The various facets of sexual harassment according to Section 2(n) of the Act includes unwelcomed acts and behaviours such as-


i. physical contact and advances; or

ii. a demand or request for sexual favours; or

iii. making sexually coloured remarks; or

iv. showing pornography; or

any other unwelcome physical, verbal, or non-verbal conduct of sexual nature.


The Supreme Court explained that “sexual harassment is a form of sex discrimination projected through unwelcome sexual advances, request for sexual favours and other verbal or physical conduct with sexual overtones, whether directly or by implication, particularly when submission to or rejection of such conduct by the female employee was capable of being used for affecting the employment of the female employee and unreasonably interfering with her work performance and had the effect of creating an intimidating or hostile work environment for her.” [2]


Obligations of a Company


1. The first and foremost obligation is that of providing a safe working environment for women.


2. One of the requirements under the Act is the setting up of a mechanism by the name of Internal Complaints Committee in every organisation that has more than 10 members. Further, where the offices or administrative units of a workplace is located at different places, the Internal Complaints Committee should be constituted at each one of these units, respectively.


The Committee would comprise of the following members to be nominated by the employer-

  • Presiding Officer, who should be a woman employed at the senior level.

  • Two members from the employees who are preferably committed to the cause of women or have experience in social work or have legal knowledge.

ROWS ->
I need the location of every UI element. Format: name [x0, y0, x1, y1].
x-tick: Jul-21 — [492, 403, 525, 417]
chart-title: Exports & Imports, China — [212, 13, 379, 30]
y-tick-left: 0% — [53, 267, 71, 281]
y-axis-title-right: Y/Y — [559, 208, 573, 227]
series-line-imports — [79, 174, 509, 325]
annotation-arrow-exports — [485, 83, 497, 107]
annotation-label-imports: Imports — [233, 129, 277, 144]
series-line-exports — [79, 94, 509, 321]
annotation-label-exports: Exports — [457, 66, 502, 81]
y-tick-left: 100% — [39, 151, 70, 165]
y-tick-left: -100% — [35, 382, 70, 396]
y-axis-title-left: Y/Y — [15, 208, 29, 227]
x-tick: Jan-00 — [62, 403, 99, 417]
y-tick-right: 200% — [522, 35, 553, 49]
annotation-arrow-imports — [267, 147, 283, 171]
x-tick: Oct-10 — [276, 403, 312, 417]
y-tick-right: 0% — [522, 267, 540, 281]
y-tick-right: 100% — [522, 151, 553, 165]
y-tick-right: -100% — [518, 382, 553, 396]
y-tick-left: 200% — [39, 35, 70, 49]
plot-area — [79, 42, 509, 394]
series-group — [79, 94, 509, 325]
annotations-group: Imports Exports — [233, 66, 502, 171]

THE PROBLEM -> Could you continue the text on workplace sexual harassment and company obligations from where it stops above?

OUTPUT FOR THIS TASK ->
  • One member from the NGO’s or associations which are committed to the cause of women or a person who is familiar to the issues relating to sexual harassment. This nomination of an external member will minimise the biasness and will make sure that injustice is not caused either to the Complainant or the person against who the complaint is made

The term of these members shall not exceed the period of three years. Another point to be noted while nominating members for the Internal Complaints Committee should be that at least one-half of the total members should be women.


3. Further the company has to display the penal consequences of sexual harassment at workplace along with the contact details of the members of the Internal Complaints Committee at a conspicuous place at the office.


4. Regular workshops and awareness programs to be organised for the employees for sensitising them with the provisions of the POSH Act and also holding orientation programs for the members of the Internal Complaints Committee.


5. Aid the aggrieved woman while filing a complaint if she chooses to file a complaint in relation to the offence under the Indian Penal Code or any other Act in force at that time.


6. There is nothing under POSH Act or rules framed thereunder which permits the internal committee to suspend an accused while the investigation is underway. If the aggrieved woman so requests, it is the aggrieved woman who can be granted additional leave upto 3 months and not the accused. If the accused is in a position to tamper evidence or intimidate witnesses, the accused can be transferred to a different location or measures can be taken by the employer so that the investigation process is not hindered.


For establishments that have less than 10 members can report their complaints related to sexual harassment at workplaces to the Local Complaints Committee that will be set up by the Government for every district. The Local Complaints Committee will also consist of a female Chairperson who will be nominated from amongst the eminent women in the field of social work and committed to the cause of women. One member to be nominated from amongst the women working in block, taluka or tehsil or ward or municipality in the district and two members, of whom at least one shall be a woman, to be nominated from amongst such non-governmental organisations or associations committed to the cause of women or a person familiar with the issues relating to sexual harassment, provided that one of them should preferably have background in law or some legal knowledge.


Further, at least one of the nominees shall be a woman belonging to the Scheduled Castes or the Scheduled Tribes or the Other Backward Classes or minority community. The concerned officer dealing with the social welfare or women and child development in the district, shall be a member ex officio and in case of Local Complaints Committee too, the term of all the members should not exceed the period of three years.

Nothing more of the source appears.